- **TASK STATEMENT**: Can you print every record below exactly as written?

------ DATA PROVIDED

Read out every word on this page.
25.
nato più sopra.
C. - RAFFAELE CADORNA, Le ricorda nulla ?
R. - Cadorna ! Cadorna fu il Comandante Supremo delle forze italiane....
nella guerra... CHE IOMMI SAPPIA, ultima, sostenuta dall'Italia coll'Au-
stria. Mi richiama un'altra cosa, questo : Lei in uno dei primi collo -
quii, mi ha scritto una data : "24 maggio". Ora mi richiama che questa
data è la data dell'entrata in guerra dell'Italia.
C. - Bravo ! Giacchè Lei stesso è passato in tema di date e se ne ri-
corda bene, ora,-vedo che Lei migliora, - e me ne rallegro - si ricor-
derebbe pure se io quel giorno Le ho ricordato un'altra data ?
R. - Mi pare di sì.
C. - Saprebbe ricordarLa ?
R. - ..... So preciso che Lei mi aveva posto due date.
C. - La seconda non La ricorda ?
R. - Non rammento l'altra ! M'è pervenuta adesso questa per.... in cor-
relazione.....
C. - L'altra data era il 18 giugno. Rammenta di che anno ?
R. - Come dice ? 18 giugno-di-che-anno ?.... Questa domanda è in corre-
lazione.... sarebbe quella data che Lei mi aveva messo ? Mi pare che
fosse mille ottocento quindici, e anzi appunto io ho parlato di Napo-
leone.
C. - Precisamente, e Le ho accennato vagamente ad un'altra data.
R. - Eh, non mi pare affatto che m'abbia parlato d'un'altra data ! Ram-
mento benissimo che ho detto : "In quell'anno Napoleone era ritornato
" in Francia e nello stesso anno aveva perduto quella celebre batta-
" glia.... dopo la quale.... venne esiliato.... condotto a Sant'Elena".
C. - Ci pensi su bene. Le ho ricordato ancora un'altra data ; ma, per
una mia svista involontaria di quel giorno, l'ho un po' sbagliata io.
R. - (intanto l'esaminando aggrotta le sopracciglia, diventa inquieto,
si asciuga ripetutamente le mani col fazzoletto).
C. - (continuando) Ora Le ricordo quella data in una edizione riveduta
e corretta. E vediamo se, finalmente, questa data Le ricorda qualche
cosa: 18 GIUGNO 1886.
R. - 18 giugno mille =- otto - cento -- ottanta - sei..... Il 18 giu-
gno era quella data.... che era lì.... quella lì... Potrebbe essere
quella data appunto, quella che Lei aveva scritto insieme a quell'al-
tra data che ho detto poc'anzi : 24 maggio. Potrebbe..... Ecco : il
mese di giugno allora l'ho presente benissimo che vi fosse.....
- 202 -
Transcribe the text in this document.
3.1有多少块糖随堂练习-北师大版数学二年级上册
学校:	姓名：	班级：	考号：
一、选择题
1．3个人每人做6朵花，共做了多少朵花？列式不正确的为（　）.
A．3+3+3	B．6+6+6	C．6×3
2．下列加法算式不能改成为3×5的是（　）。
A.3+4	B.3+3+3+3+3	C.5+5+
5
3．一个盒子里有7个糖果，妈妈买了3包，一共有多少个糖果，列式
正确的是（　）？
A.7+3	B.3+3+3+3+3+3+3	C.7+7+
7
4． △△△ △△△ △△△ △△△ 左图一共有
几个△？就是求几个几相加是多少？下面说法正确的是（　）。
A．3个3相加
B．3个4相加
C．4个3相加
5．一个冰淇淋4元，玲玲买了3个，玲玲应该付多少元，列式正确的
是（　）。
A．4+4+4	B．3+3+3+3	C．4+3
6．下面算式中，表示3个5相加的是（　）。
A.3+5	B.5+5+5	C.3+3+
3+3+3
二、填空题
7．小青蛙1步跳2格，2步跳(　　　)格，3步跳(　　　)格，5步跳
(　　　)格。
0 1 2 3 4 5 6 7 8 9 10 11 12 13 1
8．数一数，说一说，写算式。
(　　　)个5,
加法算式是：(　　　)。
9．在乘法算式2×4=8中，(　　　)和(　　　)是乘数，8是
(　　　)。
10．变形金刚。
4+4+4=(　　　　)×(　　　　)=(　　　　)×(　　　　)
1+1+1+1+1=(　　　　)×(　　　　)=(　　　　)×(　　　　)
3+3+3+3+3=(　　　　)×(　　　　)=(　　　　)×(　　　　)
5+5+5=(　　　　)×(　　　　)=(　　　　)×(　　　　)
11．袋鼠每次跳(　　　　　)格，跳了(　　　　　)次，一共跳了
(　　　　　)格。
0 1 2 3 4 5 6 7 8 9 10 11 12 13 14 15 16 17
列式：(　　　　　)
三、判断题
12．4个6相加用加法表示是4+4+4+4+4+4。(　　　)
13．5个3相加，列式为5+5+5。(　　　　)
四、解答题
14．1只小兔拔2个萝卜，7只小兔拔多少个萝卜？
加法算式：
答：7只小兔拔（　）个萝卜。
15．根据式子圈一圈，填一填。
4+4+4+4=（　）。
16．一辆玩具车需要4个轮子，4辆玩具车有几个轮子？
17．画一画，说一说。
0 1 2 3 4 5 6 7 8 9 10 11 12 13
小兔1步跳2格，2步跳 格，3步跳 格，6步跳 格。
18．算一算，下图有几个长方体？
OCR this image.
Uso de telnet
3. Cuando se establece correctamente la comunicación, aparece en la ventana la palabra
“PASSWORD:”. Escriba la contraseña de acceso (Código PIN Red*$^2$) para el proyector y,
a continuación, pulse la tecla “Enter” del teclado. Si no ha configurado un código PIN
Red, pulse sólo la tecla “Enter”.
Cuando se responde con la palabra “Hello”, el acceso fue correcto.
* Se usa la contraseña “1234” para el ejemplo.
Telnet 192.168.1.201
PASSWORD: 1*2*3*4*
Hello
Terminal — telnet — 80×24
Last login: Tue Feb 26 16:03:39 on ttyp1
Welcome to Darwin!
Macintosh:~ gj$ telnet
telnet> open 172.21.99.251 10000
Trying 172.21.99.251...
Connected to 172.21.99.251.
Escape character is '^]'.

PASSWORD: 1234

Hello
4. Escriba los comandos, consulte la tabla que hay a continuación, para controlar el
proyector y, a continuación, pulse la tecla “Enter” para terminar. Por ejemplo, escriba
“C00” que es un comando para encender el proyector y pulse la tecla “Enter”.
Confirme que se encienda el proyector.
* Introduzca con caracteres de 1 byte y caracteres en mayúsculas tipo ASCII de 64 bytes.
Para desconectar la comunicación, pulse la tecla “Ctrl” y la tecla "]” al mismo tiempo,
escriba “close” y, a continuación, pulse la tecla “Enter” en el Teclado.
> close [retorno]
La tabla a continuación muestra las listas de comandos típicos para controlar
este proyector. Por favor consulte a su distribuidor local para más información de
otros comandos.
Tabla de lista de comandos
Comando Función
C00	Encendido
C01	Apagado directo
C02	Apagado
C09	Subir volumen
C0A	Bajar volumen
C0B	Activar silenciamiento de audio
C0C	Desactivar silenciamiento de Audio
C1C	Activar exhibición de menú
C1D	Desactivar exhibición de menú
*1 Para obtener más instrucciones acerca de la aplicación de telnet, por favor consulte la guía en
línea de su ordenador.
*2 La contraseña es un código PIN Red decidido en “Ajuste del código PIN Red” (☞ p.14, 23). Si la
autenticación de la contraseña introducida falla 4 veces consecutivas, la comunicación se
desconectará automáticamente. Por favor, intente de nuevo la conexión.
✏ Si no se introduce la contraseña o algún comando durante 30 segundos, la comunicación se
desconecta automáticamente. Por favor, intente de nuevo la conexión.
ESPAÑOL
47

------------

- **THE REPLY**:
Read out every word on this page.
25.
nato più sopra.
C. - RAFFAELE CADORNA, Le ricorda nulla ?
R. - Cadorna ! Cadorna fu il Comandante Supremo delle forze italiane....
nella guerra... CHE IOMMI SAPPIA, ultima, sostenuta dall'Italia coll'Au-
stria. Mi richiama un'altra cosa, questo : Lei in uno dei primi collo -
quii, mi ha scritto una data : "24 maggio". Ora mi richiama che questa
data è la data dell'entrata in guerra dell'Italia.
C. - Bravo ! Giacchè Lei stesso è passato in tema di date e se ne ri-
corda bene, ora,-vedo che Lei migliora, - e me ne rallegro - si ricor-
derebbe pure se io quel giorno Le ho ricordato un'altra data ?
R. - Mi pare di sì.
C. - Saprebbe ricordarLa ?
R. - ..... So preciso che Lei mi aveva posto due date.
C. - La seconda non La ricorda ?
R. - Non rammento l'altra ! M'è pervenuta adesso questa per.... in cor-
relazione.....
C. - L'altra data era il 18 giugno. Rammenta di che anno ?
R. - Come dice ? 18 giugno-di-che-anno ?.... Questa domanda è in corre-
lazione.... sarebbe quella data che Lei mi aveva messo ? Mi pare che
fosse mille ottocento quindici, e anzi appunto io ho parlato di Napo-
leone.
C. - Precisamente, e Le ho accennato vagamente ad un'altra data.
R. - Eh, non mi pare affatto che m'abbia parlato d'un'altra data ! Ram-
mento benissimo che ho detto : "In quell'anno Napoleone era ritornato
" in Francia e nello stesso anno aveva perduto quella celebre batta-
" glia.... dopo la quale.... venne esiliato.... condotto a Sant'Elena".
C. - Ci pensi su bene. Le ho ricordato ancora un'altra data ; ma, per
una mia svista involontaria di quel giorno, l'ho un po' sbagliata io.
R. - (intanto l'esaminando aggrotta le sopracciglia, diventa inquieto,
si asciuga ripetutamente le mani col fazzoletto).
C. - (continuando) Ora Le ricordo quella data in una edizione riveduta
e corretta. E vediamo se, finalmente, questa data Le ricorda qualche
cosa: 18 GIUGNO 1886.
R. - 18 giugno mille =- otto - cento -- ottanta - sei..... Il 18 giu-
gno era quella data.... che era lì.... quella lì... Potrebbe essere
quella data appunto, quella che Lei aveva scritto insieme a quell'al-
tra data che ho detto poc'anzi : 24 maggio. Potrebbe..... Ecco : il
mese di giugno allora l'ho presente benissimo che vi fosse.....
- 202 -
Transcribe the text in this document.
3.1有多少块糖随堂练习-北师大版数学二年级上册
学校:	姓名：	班级：	考号：
一、选择题
1．3个人每人做6朵花，共做了多少朵花？列式不正确的为（　）.
A．3+3+3	B．6+6+6	C．6×3
2．下列加法算式不能改成为3×5的是（　）。
A.3+4	B.3+3+3+3+3	C.5+5+
5
3．一个盒子里有7个糖果，妈妈买了3包，一共有多少个糖果，列式
正确的是（　）？
A.7+3	B.3+3+3+3+3+3+3	C.7+7+
7
4． △△△ △△△ △△△ △△△ 左图一共有
几个△？就是求几个几相加是多少？下面说法正确的是（　）。
A．3个3相加
B．3个4相加
C．4个3相加
5．一个冰淇淋4元，玲玲买了3个，玲玲应该付多少元，列式正确的
是（　）。
A．4+4+4	B．3+3+3+3	C．4+3
6．下面算式中，表示3个5相加的是（　）。
A.3+5	B.5+5+5	C.3+3+
3+3+3
二、填空题
7．小青蛙1步跳2格，2步跳(　　　)格，3步跳(　　　)格，5步跳
(　　　)格。
0 1 2 3 4 5 6 7 8 9 10 11 12 13 1
8．数一数，说一说，写算式。
(　　　)个5,
加法算式是：(　　　)。
9．在乘法算式2×4=8中，(　　　)和(　　　)是乘数，8是
(　　　)。
10．变形金刚。
4+4+4=(　　　　)×(　　　　)=(　　　　)×(　　　　)
1+1+1+1+1=(　　　　)×(　　　　)=(　　　　)×(　　　　)
3+3+3+3+3=(　　　　)×(　　　　)=(　　　　)×(　　　　)
5+5+5=(　　　　)×(　　　　)=(　　　　)×(　　　　)
11．袋鼠每次跳(　　　　　)格，跳了(　　　　　)次，一共跳了
(　　　　　)格。
0 1 2 3 4 5 6 7 8 9 10 11 12 13 14 15 16 17
列式：(　　　　　)
三、判断题
12．4个6相加用加法表示是4+4+4+4+4+4。(　　　)
13．5个3相加，列式为5+5+5。(　　　　)
四、解答题
14．1只小兔拔2个萝卜，7只小兔拔多少个萝卜？
加法算式：
答：7只小兔拔（　）个萝卜。
15．根据式子圈一圈，填一填。
4+4+4+4=（　）。
16．一辆玩具车需要4个轮子，4辆玩具车有几个轮子？
17．画一画，说一说。
0 1 2 3 4 5 6 7 8 9 10 11 12 13
小兔1步跳2格，2步跳 格，3步跳 格，6步跳 格。
18．算一算，下图有几个长方体？
OCR this image.
Uso de telnet
3. Cuando se establece correctamente la comunicación, aparece en la ventana la palabra
“PASSWORD:”. Escriba la contraseña de acceso (Código PIN Red*$^2$) para el proyector y,
a continuación, pulse la tecla “Enter” del teclado. Si no ha configurado un código PIN
Red, pulse sólo la tecla “Enter”.
Cuando se responde con la palabra “Hello”, el acceso fue correcto.
* Se usa la contraseña “1234” para el ejemplo.
Telnet 192.168.1.201
PASSWORD: 1*2*3*4*
Hello
Terminal — telnet — 80×24
Last login: Tue Feb 26 16:03:39 on ttyp1
Welcome to Darwin!
Macintosh:~ gj$ telnet
telnet> open 172.21.99.251 10000
Trying 172.21.99.251...
Connected to 172.21.99.251.
Escape character is '^]'.

PASSWORD: 1234

Hello
4. Escriba los comandos, consulte la tabla que hay a continuación, para controlar el
proyector y, a continuación, pulse la tecla “Enter” para terminar. Por ejemplo, escriba
“C00” que es un comando para encender el proyector y pulse la tecla “Enter”.
Confirme que se encienda el proyector.
* Introduzca con caracteres de 1 byte y caracteres en mayúsculas tipo ASCII de 64 bytes.
Para desconectar la comunicación, pulse la tecla “Ctrl” y la tecla "]” al mismo tiempo,
escriba “close” y, a continuación, pulse la tecla “Enter” en el Teclado.
> close [retorno]
La tabla a continuación muestra las listas de comandos típicos para controlar
este proyector. Por favor consulte a su distribuidor local para más información de
otros comandos.
Tabla de lista de comandos
Comando Función
C00	Encendido
C01	Apagado directo
C02	Apagado
C09	Subir volumen
C0A	Bajar volumen
C0B	Activar silenciamiento de audio
C0C	Desactivar silenciamiento de Audio
C1C	Activar exhibición de menú
C1D	Desactivar exhibición de menú
*1 Para obtener más instrucciones acerca de la aplicación de telnet, por favor consulte la guía en
línea de su ordenador.
*2 La contraseña es un código PIN Red decidido en “Ajuste del código PIN Red” (☞ p.14, 23). Si la
autenticación de la contraseña introducida falla 4 veces consecutivas, la comunicación se
desconectará automáticamente. Por favor, intente de nuevo la conexión.
✏ Si no se introduce la contraseña o algún comando durante 30 segundos, la comunicación se
desconecta automáticamente. Por favor, intente de nuevo la conexión.
ESPAÑOL
47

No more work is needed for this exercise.